## Required task:
Can you retype every record below exactly as written?

"""

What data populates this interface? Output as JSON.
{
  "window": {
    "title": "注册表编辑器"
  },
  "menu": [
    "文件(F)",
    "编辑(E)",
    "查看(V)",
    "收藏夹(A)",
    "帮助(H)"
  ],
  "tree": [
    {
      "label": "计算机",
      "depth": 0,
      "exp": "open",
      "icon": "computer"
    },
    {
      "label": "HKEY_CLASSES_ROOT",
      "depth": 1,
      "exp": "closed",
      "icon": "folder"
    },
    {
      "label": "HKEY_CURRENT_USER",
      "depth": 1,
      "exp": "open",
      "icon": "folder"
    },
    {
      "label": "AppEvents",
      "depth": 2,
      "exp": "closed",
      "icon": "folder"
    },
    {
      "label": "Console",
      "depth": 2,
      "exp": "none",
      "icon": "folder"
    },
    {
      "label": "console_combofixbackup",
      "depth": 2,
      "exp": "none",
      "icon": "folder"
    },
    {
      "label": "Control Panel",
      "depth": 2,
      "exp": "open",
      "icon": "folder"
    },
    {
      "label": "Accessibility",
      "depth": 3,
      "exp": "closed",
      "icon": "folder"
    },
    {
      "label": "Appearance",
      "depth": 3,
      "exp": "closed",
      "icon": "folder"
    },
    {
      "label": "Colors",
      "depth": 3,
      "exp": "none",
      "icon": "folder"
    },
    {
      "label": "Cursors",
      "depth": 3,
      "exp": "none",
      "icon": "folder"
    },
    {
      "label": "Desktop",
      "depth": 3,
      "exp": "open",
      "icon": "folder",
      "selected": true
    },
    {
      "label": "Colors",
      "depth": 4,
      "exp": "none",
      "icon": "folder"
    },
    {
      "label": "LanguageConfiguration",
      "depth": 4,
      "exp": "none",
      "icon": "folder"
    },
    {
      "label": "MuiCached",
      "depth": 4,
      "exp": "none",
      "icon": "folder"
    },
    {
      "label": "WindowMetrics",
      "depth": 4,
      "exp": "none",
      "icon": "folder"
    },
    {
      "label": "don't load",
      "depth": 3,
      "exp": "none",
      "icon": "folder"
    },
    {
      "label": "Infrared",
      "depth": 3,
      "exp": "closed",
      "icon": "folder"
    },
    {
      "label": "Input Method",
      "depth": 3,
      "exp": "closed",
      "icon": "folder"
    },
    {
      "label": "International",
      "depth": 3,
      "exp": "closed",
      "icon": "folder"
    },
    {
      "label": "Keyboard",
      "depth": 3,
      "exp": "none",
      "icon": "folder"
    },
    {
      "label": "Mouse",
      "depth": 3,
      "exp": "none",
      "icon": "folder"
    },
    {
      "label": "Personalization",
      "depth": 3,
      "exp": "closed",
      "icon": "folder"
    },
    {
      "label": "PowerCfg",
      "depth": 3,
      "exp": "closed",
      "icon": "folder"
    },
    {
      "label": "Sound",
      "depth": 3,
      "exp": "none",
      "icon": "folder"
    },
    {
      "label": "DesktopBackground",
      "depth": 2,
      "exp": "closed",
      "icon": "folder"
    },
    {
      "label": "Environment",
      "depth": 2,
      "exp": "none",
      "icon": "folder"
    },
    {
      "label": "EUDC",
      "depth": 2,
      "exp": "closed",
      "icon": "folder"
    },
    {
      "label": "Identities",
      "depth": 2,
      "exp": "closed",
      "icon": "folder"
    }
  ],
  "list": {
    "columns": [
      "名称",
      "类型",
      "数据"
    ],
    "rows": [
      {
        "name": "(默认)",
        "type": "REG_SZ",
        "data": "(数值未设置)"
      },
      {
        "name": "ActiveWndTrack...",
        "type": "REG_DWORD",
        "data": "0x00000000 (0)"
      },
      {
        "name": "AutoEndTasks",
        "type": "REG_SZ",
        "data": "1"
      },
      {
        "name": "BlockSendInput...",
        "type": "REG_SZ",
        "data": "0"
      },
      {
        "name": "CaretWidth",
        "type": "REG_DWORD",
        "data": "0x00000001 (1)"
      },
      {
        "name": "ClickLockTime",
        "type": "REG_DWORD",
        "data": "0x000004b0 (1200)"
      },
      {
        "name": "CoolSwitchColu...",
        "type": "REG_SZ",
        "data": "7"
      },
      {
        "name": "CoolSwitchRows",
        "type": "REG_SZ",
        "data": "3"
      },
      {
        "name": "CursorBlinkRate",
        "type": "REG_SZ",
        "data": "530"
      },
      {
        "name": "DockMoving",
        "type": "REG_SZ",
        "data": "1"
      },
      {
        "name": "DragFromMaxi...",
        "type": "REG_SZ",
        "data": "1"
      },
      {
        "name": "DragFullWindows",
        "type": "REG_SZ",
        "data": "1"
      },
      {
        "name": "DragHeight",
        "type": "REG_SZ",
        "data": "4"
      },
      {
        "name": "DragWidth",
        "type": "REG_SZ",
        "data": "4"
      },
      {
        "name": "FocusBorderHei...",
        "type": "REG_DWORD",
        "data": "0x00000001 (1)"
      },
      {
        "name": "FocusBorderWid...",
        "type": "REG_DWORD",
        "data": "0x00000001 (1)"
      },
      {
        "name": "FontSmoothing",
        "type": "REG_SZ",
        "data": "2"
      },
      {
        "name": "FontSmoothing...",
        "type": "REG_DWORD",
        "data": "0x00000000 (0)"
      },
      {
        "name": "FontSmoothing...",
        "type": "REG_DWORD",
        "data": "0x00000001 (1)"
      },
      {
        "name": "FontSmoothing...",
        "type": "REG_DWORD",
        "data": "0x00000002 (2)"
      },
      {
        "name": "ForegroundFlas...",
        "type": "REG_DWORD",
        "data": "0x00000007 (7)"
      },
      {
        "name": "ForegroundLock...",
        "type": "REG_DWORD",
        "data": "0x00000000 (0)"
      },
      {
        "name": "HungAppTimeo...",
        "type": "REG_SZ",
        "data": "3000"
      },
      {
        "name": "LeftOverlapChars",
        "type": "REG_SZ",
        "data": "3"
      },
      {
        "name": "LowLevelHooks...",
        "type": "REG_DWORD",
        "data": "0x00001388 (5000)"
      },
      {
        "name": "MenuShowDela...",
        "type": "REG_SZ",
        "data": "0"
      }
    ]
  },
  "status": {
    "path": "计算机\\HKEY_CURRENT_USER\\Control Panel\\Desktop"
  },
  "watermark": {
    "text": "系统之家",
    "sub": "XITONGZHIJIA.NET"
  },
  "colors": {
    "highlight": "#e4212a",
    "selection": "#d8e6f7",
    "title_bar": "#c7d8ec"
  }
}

"""

## Answer to the problem:
What data populates this interface? Output as JSON.
{
  "window": {
    "title": "注册表编辑器"
  },
  "menu": [
    "文件(F)",
    "编辑(E)",
    "查看(V)",
    "收藏夹(A)",
    "帮助(H)"
  ],
  "tree": [
    {
      "label": "计算机",
      "depth": 0,
      "exp": "open",
      "icon": "computer"
    },
    {
      "label": "HKEY_CLASSES_ROOT",
      "depth": 1,
      "exp": "closed",
      "icon": "folder"
    },
    {
      "label": "HKEY_CURRENT_USER",
      "depth": 1,
      "exp": "open",
      "icon": "folder"
    },
    {
      "label": "AppEvents",
      "depth": 2,
      "exp": "closed",
      "icon": "folder"
    },
    {
      "label": "Console",
      "depth": 2,
      "exp": "none",
      "icon": "folder"
    },
    {
      "label": "console_combofixbackup",
      "depth": 2,
      "exp": "none",
      "icon": "folder"
    },
    {
      "label": "Control Panel",
      "depth": 2,
      "exp": "open",
      "icon": "folder"
    },
    {
      "label": "Accessibility",
      "depth": 3,
      "exp": "closed",
      "icon": "folder"
    },
    {
      "label": "Appearance",
      "depth": 3,
      "exp": "closed",
      "icon": "folder"
    },
    {
      "label": "Colors",
      "depth": 3,
      "exp": "none",
      "icon": "folder"
    },
    {
      "label": "Cursors",
      "depth": 3,
      "exp": "none",
      "icon": "folder"
    },
    {
      "label": "Desktop",
      "depth": 3,
      "exp": "open",
      "icon": "folder",
      "selected": true
    },
    {
      "label": "Colors",
      "depth": 4,
      "exp": "none",
      "icon": "folder"
    },
    {
      "label": "LanguageConfiguration",
      "depth": 4,
      "exp": "none",
      "icon": "folder"
    },
    {
      "label": "MuiCached",
      "depth": 4,
      "exp": "none",
      "icon": "folder"
    },
    {
      "label": "WindowMetrics",
      "depth": 4,
      "exp": "none",
      "icon": "folder"
    },
    {
      "label": "don't load",
      "depth": 3,
      "exp": "none",
      "icon": "folder"
    },
    {
      "label": "Infrared",
      "depth": 3,
      "exp": "closed",
      "icon": "folder"
    },
    {
      "label": "Input Method",
      "depth": 3,
      "exp": "closed",
      "icon": "folder"
    },
    {
      "label": "International",
      "depth": 3,
      "exp": "closed",
      "icon": "folder"
    },
    {
      "label": "Keyboard",
      "depth": 3,
      "exp": "none",
      "icon": "folder"
    },
    {
      "label": "Mouse",
      "depth": 3,
      "exp": "none",
      "icon": "folder"
    },
    {
      "label": "Personalization",
      "depth": 3,
      "exp": "closed",
      "icon": "folder"
    },
    {
      "label": "PowerCfg",
      "depth": 3,
      "exp": "closed",
      "icon": "folder"
    },
    {
      "label": "Sound",
      "depth": 3,
      "exp": "none",
      "icon": "folder"
    },
    {
      "label": "DesktopBackground",
      "depth": 2,
      "exp": "closed",
      "icon": "folder"
    },
    {
      "label": "Environment",
      "depth": 2,
      "exp": "none",
      "icon": "folder"
    },
    {
      "label": "EUDC",
      "depth": 2,
      "exp": "closed",
      "icon": "folder"
    },
    {
      "label": "Identities",
      "depth": 2,
      "exp": "closed",
      "icon": "folder"
    }
  ],
  "list": {
    "columns": [
      "名称",
      "类型",
      "数据"
    ],
    "rows": [
      {
        "name": "(默认)",
        "type": "REG_SZ",
        "data": "(数值未设置)"
      },
      {
        "name": "ActiveWndTrack...",
        "type": "REG_DWORD",
        "data": "0x00000000 (0)"
      },
      {
        "name": "AutoEndTasks",
        "type": "REG_SZ",
        "data": "1"
      },
      {
        "name": "BlockSendInput...",
        "type": "REG_SZ",
        "data": "0"
      },
      {
        "name": "CaretWidth",
        "type": "REG_DWORD",
        "data": "0x00000001 (1)"
      },
      {
        "name": "ClickLockTime",
        "type": "REG_DWORD",
        "data": "0x000004b0 (1200)"
      },
      {
        "name": "CoolSwitchColu...",
        "type": "REG_SZ",
        "data": "7"
      },
      {
        "name": "CoolSwitchRows",
        "type": "REG_SZ",
        "data": "3"
      },
      {
        "name": "CursorBlinkRate",
        "type": "REG_SZ",
        "data": "530"
      },
      {
        "name": "DockMoving",
        "type": "REG_SZ",
        "data": "1"
      },
      {
        "name": "DragFromMaxi...",
        "type": "REG_SZ",
        "data": "1"
      },
      {
        "name": "DragFullWindows",
        "type": "REG_SZ",
        "data": "1"
      },
      {
        "name": "DragHeight",
        "type": "REG_SZ",
        "data": "4"
      },
      {
        "name": "DragWidth",
        "type": "REG_SZ",
        "data": "4"
      },
      {
        "name": "FocusBorderHei...",
        "type": "REG_DWORD",
        "data": "0x00000001 (1)"
      },
      {
        "name": "FocusBorderWid...",
        "type": "REG_DWORD",
        "data": "0x00000001 (1)"
      },
      {
        "name": "FontSmoothing",
        "type": "REG_SZ",
        "data": "2"
      },
      {
        "name": "FontSmoothing...",
        "type": "REG_DWORD",
        "data": "0x00000000 (0)"
      },
      {
        "name": "FontSmoothing...",
        "type": "REG_DWORD",
        "data": "0x00000001 (1)"
      },
      {
        "name": "FontSmoothing...",
        "type": "REG_DWORD",
        "data": "0x00000002 (2)"
      },
      {
        "name": "ForegroundFlas...",
        "type": "REG_DWORD",
        "data": "0x00000007 (7)"
      },
      {
        "name": "ForegroundLock...",
        "type": "REG_DWORD",
        "data": "0x00000000 (0)"
      },
      {
        "name": "HungAppTimeo...",
        "type": "REG_SZ",
        "data": "3000"
      },
      {
        "name": "LeftOverlapChars",
        "type": "REG_SZ",
        "data": "3"
      },
      {
        "name": "LowLevelHooks...",
        "type": "REG_DWORD",
        "data": "0x00001388 (5000)"
      },
      {
        "name": "MenuShowDela...",
        "type": "REG_SZ",
        "data": "0"
      }
    ]
  },
  "status": {
    "path": "计算机\\HKEY_CURRENT_USER\\Control Panel\\Desktop"
  },
  "watermark": {
    "text": "系统之家",
    "sub": "XITONGZHIJIA.NET"
  },
  "colors": {
    "highlight": "#e4212a",
    "selection": "#d8e6f7",
    "title_bar": "#c7d8ec"
  }
}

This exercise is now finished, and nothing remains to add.